Instructions to follow:
Using the material that follows, identify and copy each line with the string "характеристик".
- - - -
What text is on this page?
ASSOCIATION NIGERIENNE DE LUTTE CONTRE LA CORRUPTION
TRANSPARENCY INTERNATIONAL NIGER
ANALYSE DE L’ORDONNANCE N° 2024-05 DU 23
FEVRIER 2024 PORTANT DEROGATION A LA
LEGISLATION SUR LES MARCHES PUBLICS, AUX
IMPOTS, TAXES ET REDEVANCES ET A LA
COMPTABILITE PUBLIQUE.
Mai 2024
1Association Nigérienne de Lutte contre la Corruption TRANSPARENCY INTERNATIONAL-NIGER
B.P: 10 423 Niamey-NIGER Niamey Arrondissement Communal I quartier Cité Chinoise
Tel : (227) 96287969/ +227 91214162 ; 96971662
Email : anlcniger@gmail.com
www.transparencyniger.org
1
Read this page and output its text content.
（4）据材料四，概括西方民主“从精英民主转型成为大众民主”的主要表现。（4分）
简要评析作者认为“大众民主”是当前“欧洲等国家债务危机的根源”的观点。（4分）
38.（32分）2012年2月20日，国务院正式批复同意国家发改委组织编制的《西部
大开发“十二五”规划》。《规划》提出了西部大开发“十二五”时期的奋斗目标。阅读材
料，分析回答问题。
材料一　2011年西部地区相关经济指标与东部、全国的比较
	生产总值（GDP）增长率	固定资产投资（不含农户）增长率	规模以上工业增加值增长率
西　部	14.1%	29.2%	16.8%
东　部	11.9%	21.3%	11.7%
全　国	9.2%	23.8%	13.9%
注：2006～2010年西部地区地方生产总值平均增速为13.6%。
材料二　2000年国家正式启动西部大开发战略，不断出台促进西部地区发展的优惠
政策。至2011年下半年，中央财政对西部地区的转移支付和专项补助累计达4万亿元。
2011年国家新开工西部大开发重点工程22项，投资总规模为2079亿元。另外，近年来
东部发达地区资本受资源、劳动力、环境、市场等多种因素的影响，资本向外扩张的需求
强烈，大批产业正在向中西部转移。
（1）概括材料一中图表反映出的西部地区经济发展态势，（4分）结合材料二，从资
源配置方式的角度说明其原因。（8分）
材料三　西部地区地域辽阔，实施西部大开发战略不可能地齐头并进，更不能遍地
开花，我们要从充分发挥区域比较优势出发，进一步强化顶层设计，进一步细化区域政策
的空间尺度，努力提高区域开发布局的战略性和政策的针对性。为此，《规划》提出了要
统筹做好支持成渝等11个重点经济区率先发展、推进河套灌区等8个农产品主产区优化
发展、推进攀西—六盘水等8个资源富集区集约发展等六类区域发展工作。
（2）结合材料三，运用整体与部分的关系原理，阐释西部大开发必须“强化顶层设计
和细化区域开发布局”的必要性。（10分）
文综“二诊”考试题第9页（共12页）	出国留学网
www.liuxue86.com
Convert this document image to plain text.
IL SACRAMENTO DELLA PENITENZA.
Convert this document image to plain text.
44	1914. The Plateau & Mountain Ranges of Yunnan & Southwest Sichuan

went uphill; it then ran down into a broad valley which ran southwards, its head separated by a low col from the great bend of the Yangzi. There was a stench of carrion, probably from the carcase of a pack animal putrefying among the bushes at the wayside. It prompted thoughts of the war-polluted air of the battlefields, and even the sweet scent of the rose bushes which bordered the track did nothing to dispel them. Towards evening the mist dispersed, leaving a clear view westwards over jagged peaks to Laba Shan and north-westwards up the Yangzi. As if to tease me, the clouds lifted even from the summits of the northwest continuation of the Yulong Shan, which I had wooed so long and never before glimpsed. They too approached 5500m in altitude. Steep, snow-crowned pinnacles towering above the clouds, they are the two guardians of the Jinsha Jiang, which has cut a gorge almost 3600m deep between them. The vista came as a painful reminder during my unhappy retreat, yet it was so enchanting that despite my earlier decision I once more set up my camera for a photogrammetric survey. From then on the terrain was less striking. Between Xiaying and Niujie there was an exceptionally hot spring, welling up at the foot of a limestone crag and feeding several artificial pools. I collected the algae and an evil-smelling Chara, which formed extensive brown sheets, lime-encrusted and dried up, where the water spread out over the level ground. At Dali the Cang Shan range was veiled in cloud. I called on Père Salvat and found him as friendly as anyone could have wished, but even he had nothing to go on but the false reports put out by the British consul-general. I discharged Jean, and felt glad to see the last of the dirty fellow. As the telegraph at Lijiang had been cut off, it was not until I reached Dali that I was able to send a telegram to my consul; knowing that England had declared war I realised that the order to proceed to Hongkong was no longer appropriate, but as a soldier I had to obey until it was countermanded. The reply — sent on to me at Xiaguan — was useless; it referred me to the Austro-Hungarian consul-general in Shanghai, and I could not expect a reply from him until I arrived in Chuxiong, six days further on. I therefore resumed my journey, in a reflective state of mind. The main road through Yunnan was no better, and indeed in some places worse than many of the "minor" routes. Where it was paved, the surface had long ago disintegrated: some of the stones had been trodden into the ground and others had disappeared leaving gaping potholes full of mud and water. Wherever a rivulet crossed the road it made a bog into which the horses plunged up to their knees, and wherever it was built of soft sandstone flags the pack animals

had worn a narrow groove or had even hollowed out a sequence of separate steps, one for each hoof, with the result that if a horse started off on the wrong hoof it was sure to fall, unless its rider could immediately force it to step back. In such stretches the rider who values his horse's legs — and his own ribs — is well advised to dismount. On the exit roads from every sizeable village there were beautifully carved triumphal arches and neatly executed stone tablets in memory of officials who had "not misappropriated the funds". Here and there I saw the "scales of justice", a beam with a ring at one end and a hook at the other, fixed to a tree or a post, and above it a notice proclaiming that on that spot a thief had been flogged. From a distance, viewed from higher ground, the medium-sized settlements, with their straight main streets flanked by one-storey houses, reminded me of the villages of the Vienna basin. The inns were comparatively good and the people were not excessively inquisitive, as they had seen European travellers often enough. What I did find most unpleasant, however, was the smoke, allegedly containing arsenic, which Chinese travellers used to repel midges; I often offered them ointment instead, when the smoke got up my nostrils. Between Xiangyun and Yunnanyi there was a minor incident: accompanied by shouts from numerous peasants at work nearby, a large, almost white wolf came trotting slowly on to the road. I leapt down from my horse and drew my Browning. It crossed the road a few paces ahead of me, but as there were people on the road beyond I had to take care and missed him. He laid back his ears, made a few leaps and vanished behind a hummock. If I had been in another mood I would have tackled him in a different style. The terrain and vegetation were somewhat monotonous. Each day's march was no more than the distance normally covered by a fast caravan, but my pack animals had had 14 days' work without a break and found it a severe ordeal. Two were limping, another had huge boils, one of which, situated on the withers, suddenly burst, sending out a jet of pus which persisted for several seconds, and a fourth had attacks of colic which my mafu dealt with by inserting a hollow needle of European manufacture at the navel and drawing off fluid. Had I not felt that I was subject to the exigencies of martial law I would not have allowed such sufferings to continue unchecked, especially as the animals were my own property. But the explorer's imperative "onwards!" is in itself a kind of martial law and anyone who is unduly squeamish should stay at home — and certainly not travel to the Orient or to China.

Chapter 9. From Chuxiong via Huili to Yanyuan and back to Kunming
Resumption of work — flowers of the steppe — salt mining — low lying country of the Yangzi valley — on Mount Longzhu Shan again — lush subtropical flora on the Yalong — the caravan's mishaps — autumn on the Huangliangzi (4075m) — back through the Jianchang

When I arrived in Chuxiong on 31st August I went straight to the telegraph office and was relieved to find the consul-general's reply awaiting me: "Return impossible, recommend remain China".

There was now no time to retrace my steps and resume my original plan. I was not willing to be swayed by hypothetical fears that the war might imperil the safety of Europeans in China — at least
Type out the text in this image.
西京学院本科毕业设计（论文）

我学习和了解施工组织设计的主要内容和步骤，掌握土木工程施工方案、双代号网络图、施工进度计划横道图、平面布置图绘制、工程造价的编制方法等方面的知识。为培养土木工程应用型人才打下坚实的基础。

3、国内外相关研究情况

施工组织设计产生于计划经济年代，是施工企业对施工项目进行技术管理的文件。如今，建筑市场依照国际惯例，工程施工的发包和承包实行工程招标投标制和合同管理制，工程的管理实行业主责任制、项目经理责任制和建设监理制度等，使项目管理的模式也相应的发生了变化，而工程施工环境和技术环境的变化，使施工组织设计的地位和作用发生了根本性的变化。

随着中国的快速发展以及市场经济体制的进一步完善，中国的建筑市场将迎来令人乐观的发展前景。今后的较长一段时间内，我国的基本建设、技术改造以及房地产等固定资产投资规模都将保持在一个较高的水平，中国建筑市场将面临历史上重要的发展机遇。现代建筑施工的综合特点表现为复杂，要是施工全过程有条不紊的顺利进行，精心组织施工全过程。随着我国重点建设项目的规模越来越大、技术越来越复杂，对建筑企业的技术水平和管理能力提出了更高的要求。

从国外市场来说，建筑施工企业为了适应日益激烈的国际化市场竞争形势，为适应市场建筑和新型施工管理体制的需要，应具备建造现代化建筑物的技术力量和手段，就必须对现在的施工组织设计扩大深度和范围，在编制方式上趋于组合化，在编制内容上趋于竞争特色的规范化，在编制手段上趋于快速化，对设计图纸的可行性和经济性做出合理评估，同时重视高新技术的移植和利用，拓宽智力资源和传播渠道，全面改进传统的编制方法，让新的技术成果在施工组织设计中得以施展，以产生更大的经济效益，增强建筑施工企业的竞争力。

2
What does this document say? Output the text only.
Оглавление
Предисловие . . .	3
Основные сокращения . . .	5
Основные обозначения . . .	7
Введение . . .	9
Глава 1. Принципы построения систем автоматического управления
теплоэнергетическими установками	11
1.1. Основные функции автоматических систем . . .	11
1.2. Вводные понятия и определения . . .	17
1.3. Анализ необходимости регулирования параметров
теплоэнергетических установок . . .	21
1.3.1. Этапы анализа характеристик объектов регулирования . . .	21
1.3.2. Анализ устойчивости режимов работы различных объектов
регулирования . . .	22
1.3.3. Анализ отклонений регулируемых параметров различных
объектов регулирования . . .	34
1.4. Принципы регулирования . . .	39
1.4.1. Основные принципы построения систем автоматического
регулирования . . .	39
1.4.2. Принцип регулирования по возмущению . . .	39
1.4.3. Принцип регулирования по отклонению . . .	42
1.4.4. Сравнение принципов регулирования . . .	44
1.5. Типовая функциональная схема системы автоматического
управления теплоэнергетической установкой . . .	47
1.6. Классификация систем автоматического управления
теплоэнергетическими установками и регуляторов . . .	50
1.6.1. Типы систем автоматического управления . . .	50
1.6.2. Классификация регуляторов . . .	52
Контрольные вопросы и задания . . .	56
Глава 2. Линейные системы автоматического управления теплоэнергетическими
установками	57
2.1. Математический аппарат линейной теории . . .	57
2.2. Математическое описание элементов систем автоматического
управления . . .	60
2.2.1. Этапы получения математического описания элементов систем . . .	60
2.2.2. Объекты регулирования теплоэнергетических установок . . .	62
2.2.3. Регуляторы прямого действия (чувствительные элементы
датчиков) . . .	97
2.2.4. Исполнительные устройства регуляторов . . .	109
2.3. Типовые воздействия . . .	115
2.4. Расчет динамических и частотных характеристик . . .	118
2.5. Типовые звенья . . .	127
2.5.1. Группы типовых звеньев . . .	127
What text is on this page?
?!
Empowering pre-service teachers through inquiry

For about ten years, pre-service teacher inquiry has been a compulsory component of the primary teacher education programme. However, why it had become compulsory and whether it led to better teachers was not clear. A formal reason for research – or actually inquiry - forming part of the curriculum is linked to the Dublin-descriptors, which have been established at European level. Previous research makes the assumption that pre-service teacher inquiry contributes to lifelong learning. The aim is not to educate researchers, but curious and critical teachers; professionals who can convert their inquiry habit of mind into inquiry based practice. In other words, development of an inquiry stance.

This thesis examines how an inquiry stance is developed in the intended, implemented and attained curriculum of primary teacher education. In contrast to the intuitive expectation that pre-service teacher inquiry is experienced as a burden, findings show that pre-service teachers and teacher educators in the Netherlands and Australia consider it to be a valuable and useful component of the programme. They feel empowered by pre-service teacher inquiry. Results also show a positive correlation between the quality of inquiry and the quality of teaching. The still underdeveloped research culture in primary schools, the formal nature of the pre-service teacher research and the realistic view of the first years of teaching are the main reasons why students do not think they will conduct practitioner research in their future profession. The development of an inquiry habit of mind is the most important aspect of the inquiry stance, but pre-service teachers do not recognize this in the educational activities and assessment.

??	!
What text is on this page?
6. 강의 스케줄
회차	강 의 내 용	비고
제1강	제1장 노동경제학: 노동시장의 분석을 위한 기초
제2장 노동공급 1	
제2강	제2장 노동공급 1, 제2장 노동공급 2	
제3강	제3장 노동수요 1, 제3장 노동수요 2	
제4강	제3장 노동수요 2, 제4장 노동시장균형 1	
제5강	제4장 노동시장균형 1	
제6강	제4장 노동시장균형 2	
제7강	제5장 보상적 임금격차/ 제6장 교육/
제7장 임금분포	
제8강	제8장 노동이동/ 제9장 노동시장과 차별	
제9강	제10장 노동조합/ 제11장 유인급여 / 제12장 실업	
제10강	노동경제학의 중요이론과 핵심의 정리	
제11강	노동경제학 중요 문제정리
- - - -
Result below:
1.3.1. Этапы анализа характеристик объектов регулирования . . .	21
2.4. Расчет динамических и частотных характеристик . . .	118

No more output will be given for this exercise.